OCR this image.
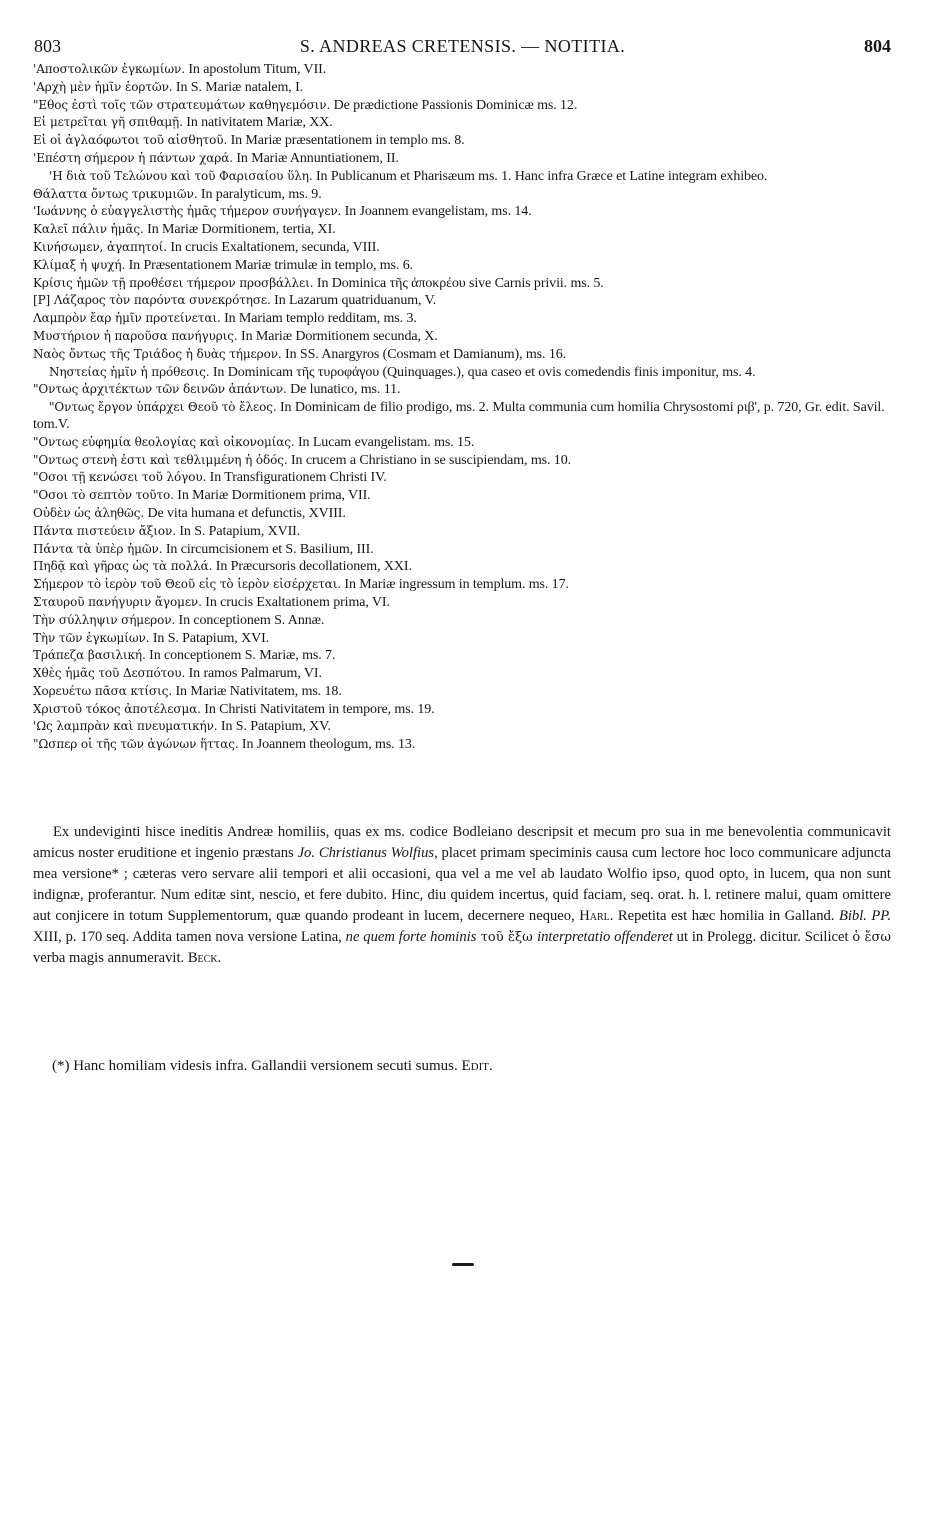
803	S. ANDREAS CRETENSIS. — NOTITIA.	804
'Αποστολικῶν ἐγκωμίων. In apostolum Titum, VII.
'Αρχὴ μὲν ἡμῖν ἑορτῶν. In S. Mariæ natalem, I.
"Εθος ἐστὶ τοῖς τῶν στρατευμάτων καθηγεμόσιν. De prædictione Passionis Dominicæ ms. 12.
Εἰ μετρεῖται γῆ σπιθαμῇ. In nativitatem Mariæ, XX.
Εἰ οἱ ἀγλαόφωτοι τοῦ αἰσθητοῦ. In Mariæ præsentationem in templo ms. 8.
'Επέστη σήμερον ἡ πάντων χαρά. In Mariæ Annuntiationem, II.
'Η διὰ τοῦ Τελώνου καὶ τοῦ Φαρισαίου ὕλη. In Publicanum et Pharisæum ms. 1. Hanc infra Græce et Latine integram exhibeo.
Θάλαττα ὄντως τρικυμιῶν. In paralyticum, ms. 9.
'Ιωάννης ὁ εὐαγγελιστὴς ἡμᾶς τήμερον συνήγαγεν. In Joannem evangelistam, ms. 14.
Καλεῖ πάλιν ἡμᾶς. In Mariæ Dormitionem, tertia, XI.
Κινήσωμεν, ἀγαπητοί. In crucis Exaltationem, secunda, VIII.
Κλίμαξ ἡ ψυχή. In Præsentationem Mariæ trimulæ in templo, ms. 6.
Κρίσις ἡμῶν τῇ προθέσει τήμερον προσβάλλει. In Dominica τῆς ἀποκρέου sive Carnis privii. ms. 5.
[P] Λάζαρος τὸν παρόντα συνεκρότησε. In Lazarum quatriduanum, V.
Λαμπρὸν ἔαρ ἡμῖν προτείνεται. In Mariam templo redditam, ms. 3.
Μυστήριον ἡ παροῦσα πανήγυρις. In Mariæ Dormitionem secunda, X.
Ναὸς ὄντως τῆς Τριάδος ἡ δυὰς τήμερον. In SS. Anargyros (Cosmam et Damianum), ms. 16.
Νηστείας ἡμῖν ἡ πρόθεσις. In Dominicam τῆς τυροφάγου (Quinquages.), qua caseo et ovis comedendis finis imponitur, ms. 4.
"Οντως ἀρχιτέκτων τῶν δεινῶν ἁπάντων. De lunatico, ms. 11.
"Οντως ἔργον ὑπάρχει Θεοῦ τὸ ἔλεος. In Dominicam de filio prodigo, ms. 2. Multa communia cum homilia Chrysostomi ριβ', p. 720, Gr. edit. Savil. tom.V.
"Οντως εὐφημία θεολογίας καὶ οἰκονομίας. In Lucam evangelistam. ms. 15.
"Οντως στενὴ ἐστι καὶ τεθλιμμένη ἡ ὁδός. In crucem a Christiano in se suscipiendam, ms. 10.
"Οσοι τῇ κενώσει τοῦ λόγου. In Transfigurationem Christi IV.
"Οσοι τὸ σεπτὸν τοῦτο. In Mariæ Dormitionem prima, VII.
Οὐδὲν ὡς ἀληθῶς. De vita humana et defunctis, XVIII.
Πάντα πιστεύειν ἄξιον. In S. Patapium, XVII.
Πάντα τὰ ὑπὲρ ἡμῶν. In circumcisionem et S. Basilium, III.
Πηδᾷ καὶ γῆρας ὡς τὰ πολλά. In Præcursoris decollationem, XXI.
Σήμερον τὸ ἱερὸν τοῦ Θεοῦ εἰς τὸ ἱερὸν εἰσέρχεται. In Mariæ ingressum in templum. ms. 17.
Σταυροῦ πανήγυριν ἄγομεν. In crucis Exaltationem prima, VI.
Τὴν σύλληψιν σήμερον. In conceptionem S. Annæ.
Τὴν τῶν ἐγκωμίων. In S. Patapium, XVI.
Τράπεζα βασιλική. In conceptionem S. Mariæ, ms. 7.
Χθὲς ἡμᾶς τοῦ Δεσπότου. In ramos Palmarum, VI.
Χορευέτω πᾶσα κτίσις. In Mariæ Nativitatem, ms. 18.
Χριστοῦ τόκος ἀποτέλεσμα. In Christi Nativitatem in tempore, ms. 19.
'Ως λαμπρὰν καὶ πνευματικήν. In S. Patapium, XV.
"Ωσπερ οἱ τῆς τῶν ἀγώνων ἥττας. In Joannem theologum, ms. 13.
Ex undeviginti hisce ineditis Andreæ homiliis, quas ex ms. codice Bodleiano descripsit et mecum pro sua in me benevolentia communicavit amicus noster eruditione et ingenio præstans Jo. Christianus Wolfius, placet primam speciminis causa cum lectore hoc loco communicare adjuncta mea versione* ; cæteras vero servare alii tempori et alii occasioni, qua vel a me vel ab laudato Wolfio ipso, quod opto, in lucem, qua non sunt indignæ, proferantur. Num editæ sint, nescio, et fere dubito. Hinc, diu quidem incertus, quid faciam, seq. orat. h. l. retinere malui, quam omittere aut conjicere in totum Supplementorum, quæ quando prodeant in lucem, decernere nequeo, Harl. Repetita est hæc homilia in Galland. Bibl. PP. XIII, p. 170 seq. Addita tamen nova versione Latina, ne quem forte hominis τοῦ ἔξω interpretatio offenderet ut in Prolegg. dicitur. Scilicet ὁ ἔσω verba magis annumeravit. Beck.
(*) Hanc homiliam videsis infra. Gallandii versionem secuti sumus. Edit.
★ ★ ★ ★
» Problem
Repeat the entries exactly and keep the pictures out of the copy.

» Result of the exercise
OCR this image.
803	S. ANDREAS CRETENSIS. — NOTITIA.	804
'Αποστολικῶν ἐγκωμίων. In apostolum Titum, VII.
'Αρχὴ μὲν ἡμῖν ἑορτῶν. In S. Mariæ natalem, I.
"Εθος ἐστὶ τοῖς τῶν στρατευμάτων καθηγεμόσιν. De prædictione Passionis Dominicæ ms. 12.
Εἰ μετρεῖται γῆ σπιθαμῇ. In nativitatem Mariæ, XX.
Εἰ οἱ ἀγλαόφωτοι τοῦ αἰσθητοῦ. In Mariæ præsentationem in templo ms. 8.
'Επέστη σήμερον ἡ πάντων χαρά. In Mariæ Annuntiationem, II.
'Η διὰ τοῦ Τελώνου καὶ τοῦ Φαρισαίου ὕλη. In Publicanum et Pharisæum ms. 1. Hanc infra Græce et Latine integram exhibeo.
Θάλαττα ὄντως τρικυμιῶν. In paralyticum, ms. 9.
'Ιωάννης ὁ εὐαγγελιστὴς ἡμᾶς τήμερον συνήγαγεν. In Joannem evangelistam, ms. 14.
Καλεῖ πάλιν ἡμᾶς. In Mariæ Dormitionem, tertia, XI.
Κινήσωμεν, ἀγαπητοί. In crucis Exaltationem, secunda, VIII.
Κλίμαξ ἡ ψυχή. In Præsentationem Mariæ trimulæ in templo, ms. 6.
Κρίσις ἡμῶν τῇ προθέσει τήμερον προσβάλλει. In Dominica τῆς ἀποκρέου sive Carnis privii. ms. 5.
[P] Λάζαρος τὸν παρόντα συνεκρότησε. In Lazarum quatriduanum, V.
Λαμπρὸν ἔαρ ἡμῖν προτείνεται. In Mariam templo redditam, ms. 3.
Μυστήριον ἡ παροῦσα πανήγυρις. In Mariæ Dormitionem secunda, X.
Ναὸς ὄντως τῆς Τριάδος ἡ δυὰς τήμερον. In SS. Anargyros (Cosmam et Damianum), ms. 16.
Νηστείας ἡμῖν ἡ πρόθεσις. In Dominicam τῆς τυροφάγου (Quinquages.), qua caseo et ovis comedendis finis imponitur, ms. 4.
"Οντως ἀρχιτέκτων τῶν δεινῶν ἁπάντων. De lunatico, ms. 11.
"Οντως ἔργον ὑπάρχει Θεοῦ τὸ ἔλεος. In Dominicam de filio prodigo, ms. 2. Multa communia cum homilia Chrysostomi ριβ', p. 720, Gr. edit. Savil. tom.V.
"Οντως εὐφημία θεολογίας καὶ οἰκονομίας. In Lucam evangelistam. ms. 15.
"Οντως στενὴ ἐστι καὶ τεθλιμμένη ἡ ὁδός. In crucem a Christiano in se suscipiendam, ms. 10.
"Οσοι τῇ κενώσει τοῦ λόγου. In Transfigurationem Christi IV.
"Οσοι τὸ σεπτὸν τοῦτο. In Mariæ Dormitionem prima, VII.
Οὐδὲν ὡς ἀληθῶς. De vita humana et defunctis, XVIII.
Πάντα πιστεύειν ἄξιον. In S. Patapium, XVII.
Πάντα τὰ ὑπὲρ ἡμῶν. In circumcisionem et S. Basilium, III.
Πηδᾷ καὶ γῆρας ὡς τὰ πολλά. In Præcursoris decollationem, XXI.
Σήμερον τὸ ἱερὸν τοῦ Θεοῦ εἰς τὸ ἱερὸν εἰσέρχεται. In Mariæ ingressum in templum. ms. 17.
Σταυροῦ πανήγυριν ἄγομεν. In crucis Exaltationem prima, VI.
Τὴν σύλληψιν σήμερον. In conceptionem S. Annæ.
Τὴν τῶν ἐγκωμίων. In S. Patapium, XVI.
Τράπεζα βασιλική. In conceptionem S. Mariæ, ms. 7.
Χθὲς ἡμᾶς τοῦ Δεσπότου. In ramos Palmarum, VI.
Χορευέτω πᾶσα κτίσις. In Mariæ Nativitatem, ms. 18.
Χριστοῦ τόκος ἀποτέλεσμα. In Christi Nativitatem in tempore, ms. 19.
'Ως λαμπρὰν καὶ πνευματικήν. In S. Patapium, XV.
"Ωσπερ οἱ τῆς τῶν ἀγώνων ἥττας. In Joannem theologum, ms. 13.
Ex undeviginti hisce ineditis Andreæ homiliis, quas ex ms. codice Bodleiano descripsit et mecum pro sua in me benevolentia communicavit amicus noster eruditione et ingenio præstans Jo. Christianus Wolfius, placet primam speciminis causa cum lectore hoc loco communicare adjuncta mea versione* ; cæteras vero servare alii tempori et alii occasioni, qua vel a me vel ab laudato Wolfio ipso, quod opto, in lucem, qua non sunt indignæ, proferantur. Num editæ sint, nescio, et fere dubito. Hinc, diu quidem incertus, quid faciam, seq. orat. h. l. retinere malui, quam omittere aut conjicere in totum Supplementorum, quæ quando prodeant in lucem, decernere nequeo, Harl. Repetita est hæc homilia in Galland. Bibl. PP. XIII, p. 170 seq. Addita tamen nova versione Latina, ne quem forte hominis τοῦ ἔξω interpretatio offenderet ut in Prolegg. dicitur. Scilicet ὁ ἔσω verba magis annumeravit. Beck.
(*) Hanc homiliam videsis infra. Gallandii versionem secuti sumus. Edit.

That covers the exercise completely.